Set problem
Print the entire listing. Each line must match the original exactly.

Source data

_ _ _

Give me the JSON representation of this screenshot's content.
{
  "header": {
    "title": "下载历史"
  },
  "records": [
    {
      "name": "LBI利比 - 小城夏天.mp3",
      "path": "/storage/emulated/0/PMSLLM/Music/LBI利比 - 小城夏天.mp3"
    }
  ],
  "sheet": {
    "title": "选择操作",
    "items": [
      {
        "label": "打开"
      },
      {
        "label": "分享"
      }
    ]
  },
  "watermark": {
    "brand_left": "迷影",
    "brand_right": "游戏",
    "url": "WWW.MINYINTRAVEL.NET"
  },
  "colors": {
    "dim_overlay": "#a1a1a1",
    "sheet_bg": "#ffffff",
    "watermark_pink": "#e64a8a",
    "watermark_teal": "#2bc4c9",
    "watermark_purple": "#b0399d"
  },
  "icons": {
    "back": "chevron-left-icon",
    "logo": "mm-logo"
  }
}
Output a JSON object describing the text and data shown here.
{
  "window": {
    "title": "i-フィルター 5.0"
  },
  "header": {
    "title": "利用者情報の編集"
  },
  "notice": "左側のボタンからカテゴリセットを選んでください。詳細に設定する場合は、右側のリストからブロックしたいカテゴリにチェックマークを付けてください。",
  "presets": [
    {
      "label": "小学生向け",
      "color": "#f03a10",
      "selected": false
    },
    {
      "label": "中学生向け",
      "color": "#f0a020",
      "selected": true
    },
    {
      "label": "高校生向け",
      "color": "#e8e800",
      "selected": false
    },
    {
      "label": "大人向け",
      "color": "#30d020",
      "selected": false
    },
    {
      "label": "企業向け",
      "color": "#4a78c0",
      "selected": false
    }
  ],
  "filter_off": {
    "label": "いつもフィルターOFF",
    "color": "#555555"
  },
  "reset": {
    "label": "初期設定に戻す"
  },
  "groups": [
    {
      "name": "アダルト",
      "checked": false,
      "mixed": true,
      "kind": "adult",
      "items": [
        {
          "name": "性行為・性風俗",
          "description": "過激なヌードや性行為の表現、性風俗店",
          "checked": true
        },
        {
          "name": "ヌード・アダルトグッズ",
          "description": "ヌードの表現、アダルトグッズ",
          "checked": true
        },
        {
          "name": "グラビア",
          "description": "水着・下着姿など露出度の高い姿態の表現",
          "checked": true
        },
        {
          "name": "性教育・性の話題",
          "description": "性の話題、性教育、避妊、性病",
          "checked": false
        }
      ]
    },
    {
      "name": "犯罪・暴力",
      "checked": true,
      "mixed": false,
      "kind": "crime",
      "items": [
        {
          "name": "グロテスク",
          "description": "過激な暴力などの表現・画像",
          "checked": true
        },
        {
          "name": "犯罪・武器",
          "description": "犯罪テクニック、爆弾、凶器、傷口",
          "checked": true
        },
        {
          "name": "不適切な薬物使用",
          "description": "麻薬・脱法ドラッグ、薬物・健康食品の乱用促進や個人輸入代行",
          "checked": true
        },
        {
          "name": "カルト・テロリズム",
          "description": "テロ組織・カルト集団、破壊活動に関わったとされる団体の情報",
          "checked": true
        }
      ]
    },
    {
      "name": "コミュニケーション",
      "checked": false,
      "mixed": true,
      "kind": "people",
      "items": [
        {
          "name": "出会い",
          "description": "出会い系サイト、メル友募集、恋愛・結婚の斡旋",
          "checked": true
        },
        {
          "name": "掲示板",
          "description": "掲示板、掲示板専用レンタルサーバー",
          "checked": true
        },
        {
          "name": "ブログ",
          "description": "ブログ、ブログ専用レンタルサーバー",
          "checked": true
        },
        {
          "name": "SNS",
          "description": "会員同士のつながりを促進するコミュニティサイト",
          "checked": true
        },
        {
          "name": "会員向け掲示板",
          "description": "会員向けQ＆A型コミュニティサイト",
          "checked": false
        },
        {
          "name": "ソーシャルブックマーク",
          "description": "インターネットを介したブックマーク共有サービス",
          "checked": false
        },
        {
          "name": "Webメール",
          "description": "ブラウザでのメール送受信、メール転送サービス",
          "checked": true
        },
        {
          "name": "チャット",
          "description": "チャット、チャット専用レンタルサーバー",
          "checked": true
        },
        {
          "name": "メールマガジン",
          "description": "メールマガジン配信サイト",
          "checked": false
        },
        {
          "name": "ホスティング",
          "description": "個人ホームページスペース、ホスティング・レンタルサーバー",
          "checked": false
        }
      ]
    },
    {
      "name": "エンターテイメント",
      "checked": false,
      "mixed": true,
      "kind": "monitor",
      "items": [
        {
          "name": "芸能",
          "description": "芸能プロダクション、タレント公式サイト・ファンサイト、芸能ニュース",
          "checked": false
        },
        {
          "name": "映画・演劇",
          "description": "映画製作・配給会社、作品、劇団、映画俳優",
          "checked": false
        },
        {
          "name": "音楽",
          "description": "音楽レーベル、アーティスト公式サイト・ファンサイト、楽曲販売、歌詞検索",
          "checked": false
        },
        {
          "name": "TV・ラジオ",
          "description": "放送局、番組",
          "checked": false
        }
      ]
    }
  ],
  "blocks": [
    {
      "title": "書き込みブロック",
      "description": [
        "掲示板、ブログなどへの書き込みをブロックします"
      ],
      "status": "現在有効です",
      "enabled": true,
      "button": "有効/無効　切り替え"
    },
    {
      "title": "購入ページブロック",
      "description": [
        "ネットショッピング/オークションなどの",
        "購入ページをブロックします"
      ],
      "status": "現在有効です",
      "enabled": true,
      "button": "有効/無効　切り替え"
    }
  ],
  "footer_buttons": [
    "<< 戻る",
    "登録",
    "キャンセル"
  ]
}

_ _ _

Task response
Give me the JSON representation of this screenshot's content.
{
  "header": {
    "title": "下载历史"
  },
  "records": [
    {
      "name": "LBI利比 - 小城夏天.mp3",
      "path": "/storage/emulated/0/PMSLLM/Music/LBI利比 - 小城夏天.mp3"
    }
  ],
  "sheet": {
    "title": "选择操作",
    "items": [
      {
        "label": "打开"
      },
      {
        "label": "分享"
      }
    ]
  },
  "watermark": {
    "brand_left": "迷影",
    "brand_right": "游戏",
    "url": "WWW.MINYINTRAVEL.NET"
  },
  "colors": {
    "dim_overlay": "#a1a1a1",
    "sheet_bg": "#ffffff",
    "watermark_pink": "#e64a8a",
    "watermark_teal": "#2bc4c9",
    "watermark_purple": "#b0399d"
  },
  "icons": {
    "back": "chevron-left-icon",
    "logo": "mm-logo"
  }
}
Output a JSON object describing the text and data shown here.
{
  "window": {
    "title": "i-フィルター 5.0"
  },
  "header": {
    "title": "利用者情報の編集"
  },
  "notice": "左側のボタンからカテゴリセットを選んでください。詳細に設定する場合は、右側のリストからブロックしたいカテゴリにチェックマークを付けてください。",
  "presets": [
    {
      "label": "小学生向け",
      "color": "#f03a10",
      "selected": false
    },
    {
      "label": "中学生向け",
      "color": "#f0a020",
      "selected": true
    },
    {
      "label": "高校生向け",
      "color": "#e8e800",
      "selected": false
    },
    {
      "label": "大人向け",
      "color": "#30d020",
      "selected": false
    },
    {
      "label": "企業向け",
      "color": "#4a78c0",
      "selected": false
    }
  ],
  "filter_off": {
    "label": "いつもフィルターOFF",
    "color": "#555555"
  },
  "reset": {
    "label": "初期設定に戻す"
  },
  "groups": [
    {
      "name": "アダルト",
      "checked": false,
      "mixed": true,
      "kind": "adult",
      "items": [
        {
          "name": "性行為・性風俗",
          "description": "過激なヌードや性行為の表現、性風俗店",
          "checked": true
        },
        {
          "name": "ヌード・アダルトグッズ",
          "description": "ヌードの表現、アダルトグッズ",
          "checked": true
        },
        {
          "name": "グラビア",
          "description": "水着・下着姿など露出度の高い姿態の表現",
          "checked": true
        },
        {
          "name": "性教育・性の話題",
          "description": "性の話題、性教育、避妊、性病",
          "checked": false
        }
      ]
    },
    {
      "name": "犯罪・暴力",
      "checked": true,
      "mixed": false,
      "kind": "crime",
      "items": [
        {
          "name": "グロテスク",
          "description": "過激な暴力などの表現・画像",
          "checked": true
        },
        {
          "name": "犯罪・武器",
          "description": "犯罪テクニック、爆弾、凶器、傷口",
          "checked": true
        },
        {
          "name": "不適切な薬物使用",
          "description": "麻薬・脱法ドラッグ、薬物・健康食品の乱用促進や個人輸入代行",
          "checked": true
        },
        {
          "name": "カルト・テロリズム",
          "description": "テロ組織・カルト集団、破壊活動に関わったとされる団体の情報",
          "checked": true
        }
      ]
    },
    {
      "name": "コミュニケーション",
      "checked": false,
      "mixed": true,
      "kind": "people",
      "items": [
        {
          "name": "出会い",
          "description": "出会い系サイト、メル友募集、恋愛・結婚の斡旋",
          "checked": true
        },
        {
          "name": "掲示板",
          "description": "掲示板、掲示板専用レンタルサーバー",
          "checked": true
        },
        {
          "name": "ブログ",
          "description": "ブログ、ブログ専用レンタルサーバー",
          "checked": true
        },
        {
          "name": "SNS",
          "description": "会員同士のつながりを促進するコミュニティサイト",
          "checked": true
        },
        {
          "name": "会員向け掲示板",
          "description": "会員向けQ＆A型コミュニティサイト",
          "checked": false
        },
        {
          "name": "ソーシャルブックマーク",
          "description": "インターネットを介したブックマーク共有サービス",
          "checked": false
        },
        {
          "name": "Webメール",
          "description": "ブラウザでのメール送受信、メール転送サービス",
          "checked": true
        },
        {
          "name": "チャット",
          "description": "チャット、チャット専用レンタルサーバー",
          "checked": true
        },
        {
          "name": "メールマガジン",
          "description": "メールマガジン配信サイト",
          "checked": false
        },
        {
          "name": "ホスティング",
          "description": "個人ホームページスペース、ホスティング・レンタルサーバー",
          "checked": false
        }
      ]
    },
    {
      "name": "エンターテイメント",
      "checked": false,
      "mixed": true,
      "kind": "monitor",
      "items": [
        {
          "name": "芸能",
          "description": "芸能プロダクション、タレント公式サイト・ファンサイト、芸能ニュース",
          "checked": false
        },
        {
          "name": "映画・演劇",
          "description": "映画製作・配給会社、作品、劇団、映画俳優",
          "checked": false
        },
        {
          "name": "音楽",
          "description": "音楽レーベル、アーティスト公式サイト・ファンサイト、楽曲販売、歌詞検索",
          "checked": false
        },
        {
          "name": "TV・ラジオ",
          "description": "放送局、番組",
          "checked": false
        }
      ]
    }
  ],
  "blocks": [
    {
      "title": "書き込みブロック",
      "description": [
        "掲示板、ブログなどへの書き込みをブロックします"
      ],
      "status": "現在有効です",
      "enabled": true,
      "button": "有効/無効　切り替え"
    },
    {
      "title": "購入ページブロック",
      "description": [
        "ネットショッピング/オークションなどの",
        "購入ページをブロックします"
      ],
      "status": "現在有効です",
      "enabled": true,
      "button": "有効/無効　切り替え"
    }
  ],
  "footer_buttons": [
    "<< 戻る",
    "登録",
    "キャンセル"
  ]
}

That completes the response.